BEGIN INPUT

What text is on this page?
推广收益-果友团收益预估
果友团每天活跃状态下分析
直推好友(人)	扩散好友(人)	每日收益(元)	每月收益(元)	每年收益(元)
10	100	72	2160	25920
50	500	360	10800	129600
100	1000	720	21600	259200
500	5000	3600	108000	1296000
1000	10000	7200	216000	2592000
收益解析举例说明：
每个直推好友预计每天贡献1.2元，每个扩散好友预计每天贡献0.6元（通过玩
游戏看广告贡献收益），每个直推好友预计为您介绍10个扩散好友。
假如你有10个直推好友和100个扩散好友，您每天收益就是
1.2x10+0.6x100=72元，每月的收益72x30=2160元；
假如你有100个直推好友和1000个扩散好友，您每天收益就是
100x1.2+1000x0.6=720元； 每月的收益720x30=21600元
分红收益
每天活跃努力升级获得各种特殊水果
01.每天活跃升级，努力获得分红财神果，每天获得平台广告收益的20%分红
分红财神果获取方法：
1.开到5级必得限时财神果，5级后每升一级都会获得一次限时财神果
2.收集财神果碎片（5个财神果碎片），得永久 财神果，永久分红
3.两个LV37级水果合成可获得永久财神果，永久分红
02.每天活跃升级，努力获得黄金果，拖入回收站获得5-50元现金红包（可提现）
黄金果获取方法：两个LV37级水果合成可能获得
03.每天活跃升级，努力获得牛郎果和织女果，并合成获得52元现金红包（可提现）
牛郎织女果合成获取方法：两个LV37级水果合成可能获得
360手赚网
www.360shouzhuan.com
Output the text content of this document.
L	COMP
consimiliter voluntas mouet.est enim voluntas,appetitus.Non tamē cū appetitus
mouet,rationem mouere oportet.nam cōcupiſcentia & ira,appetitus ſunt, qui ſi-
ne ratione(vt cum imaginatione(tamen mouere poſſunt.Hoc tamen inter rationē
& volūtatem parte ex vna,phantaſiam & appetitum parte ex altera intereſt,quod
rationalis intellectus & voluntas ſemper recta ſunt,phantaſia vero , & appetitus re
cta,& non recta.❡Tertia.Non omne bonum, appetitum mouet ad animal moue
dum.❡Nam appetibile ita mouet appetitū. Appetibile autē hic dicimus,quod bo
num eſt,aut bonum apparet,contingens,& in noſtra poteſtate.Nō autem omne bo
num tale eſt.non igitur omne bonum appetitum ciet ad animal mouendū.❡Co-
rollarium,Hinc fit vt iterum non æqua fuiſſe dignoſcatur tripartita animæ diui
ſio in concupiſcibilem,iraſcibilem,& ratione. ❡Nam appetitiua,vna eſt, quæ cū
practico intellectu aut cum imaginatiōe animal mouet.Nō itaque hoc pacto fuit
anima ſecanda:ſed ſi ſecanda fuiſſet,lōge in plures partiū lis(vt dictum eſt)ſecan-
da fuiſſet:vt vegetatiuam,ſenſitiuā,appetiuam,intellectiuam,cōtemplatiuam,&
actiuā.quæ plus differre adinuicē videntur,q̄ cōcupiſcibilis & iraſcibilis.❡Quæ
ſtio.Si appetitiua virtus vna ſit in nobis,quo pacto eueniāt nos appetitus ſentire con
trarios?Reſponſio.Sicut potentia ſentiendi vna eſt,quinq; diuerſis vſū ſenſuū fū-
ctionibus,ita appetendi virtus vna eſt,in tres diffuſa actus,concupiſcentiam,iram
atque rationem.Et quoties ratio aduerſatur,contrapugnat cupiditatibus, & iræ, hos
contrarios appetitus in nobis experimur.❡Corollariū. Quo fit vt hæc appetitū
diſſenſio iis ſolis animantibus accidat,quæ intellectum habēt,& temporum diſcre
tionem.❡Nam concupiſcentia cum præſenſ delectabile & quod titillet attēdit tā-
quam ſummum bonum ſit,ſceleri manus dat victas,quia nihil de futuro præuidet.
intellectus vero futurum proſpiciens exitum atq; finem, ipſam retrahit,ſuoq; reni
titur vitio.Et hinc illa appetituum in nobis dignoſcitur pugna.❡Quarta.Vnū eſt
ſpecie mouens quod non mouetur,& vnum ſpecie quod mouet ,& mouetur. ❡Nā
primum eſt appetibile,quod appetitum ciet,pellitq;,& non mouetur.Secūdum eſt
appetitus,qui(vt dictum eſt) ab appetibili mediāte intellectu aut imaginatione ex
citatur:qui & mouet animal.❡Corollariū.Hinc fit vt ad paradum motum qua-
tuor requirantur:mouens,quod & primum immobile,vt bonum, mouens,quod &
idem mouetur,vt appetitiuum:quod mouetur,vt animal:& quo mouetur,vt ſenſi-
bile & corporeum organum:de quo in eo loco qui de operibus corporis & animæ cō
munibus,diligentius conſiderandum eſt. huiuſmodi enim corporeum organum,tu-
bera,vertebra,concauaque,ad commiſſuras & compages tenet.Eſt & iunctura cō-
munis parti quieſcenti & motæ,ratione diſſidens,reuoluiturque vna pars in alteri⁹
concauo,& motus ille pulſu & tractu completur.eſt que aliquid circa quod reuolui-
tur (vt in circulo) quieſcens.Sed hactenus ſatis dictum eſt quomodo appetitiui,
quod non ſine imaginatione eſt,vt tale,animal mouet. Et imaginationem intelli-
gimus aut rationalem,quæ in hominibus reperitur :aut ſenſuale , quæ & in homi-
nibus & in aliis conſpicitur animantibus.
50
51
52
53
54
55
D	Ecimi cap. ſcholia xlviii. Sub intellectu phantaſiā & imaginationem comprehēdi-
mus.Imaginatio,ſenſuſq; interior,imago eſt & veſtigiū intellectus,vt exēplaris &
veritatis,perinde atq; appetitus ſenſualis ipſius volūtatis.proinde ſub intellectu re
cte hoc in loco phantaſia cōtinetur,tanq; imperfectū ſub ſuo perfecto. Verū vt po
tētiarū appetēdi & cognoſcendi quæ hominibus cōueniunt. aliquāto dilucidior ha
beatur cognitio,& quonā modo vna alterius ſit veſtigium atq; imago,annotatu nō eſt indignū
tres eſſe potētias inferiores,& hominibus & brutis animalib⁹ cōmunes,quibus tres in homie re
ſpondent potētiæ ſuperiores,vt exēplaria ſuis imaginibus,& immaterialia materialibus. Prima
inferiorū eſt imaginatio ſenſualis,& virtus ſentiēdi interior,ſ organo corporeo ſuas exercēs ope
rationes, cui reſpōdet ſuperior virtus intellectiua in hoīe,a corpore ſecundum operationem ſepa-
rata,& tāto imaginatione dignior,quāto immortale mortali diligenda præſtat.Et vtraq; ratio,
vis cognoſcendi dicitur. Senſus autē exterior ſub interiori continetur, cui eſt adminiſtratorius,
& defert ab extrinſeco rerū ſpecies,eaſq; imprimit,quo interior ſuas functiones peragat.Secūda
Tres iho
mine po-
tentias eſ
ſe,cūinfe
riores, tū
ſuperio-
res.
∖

END INPUT

__PROBLEM TO SOLVE__.
Search the data above for lines holding "mouetur" and copy each of them.

__EXERCISE ANSWER__.
ſpecie mouens quod non mouetur,& vnum ſpecie quod mouet ,& mouetur. ❡Nā
primum eſt appetibile,quod appetitum ciet,pellitq;,& non mouetur.Secūdum eſt
idem mouetur,vt appetitiuum:quod mouetur,vt animal:& quo mouetur,vt ſenſi-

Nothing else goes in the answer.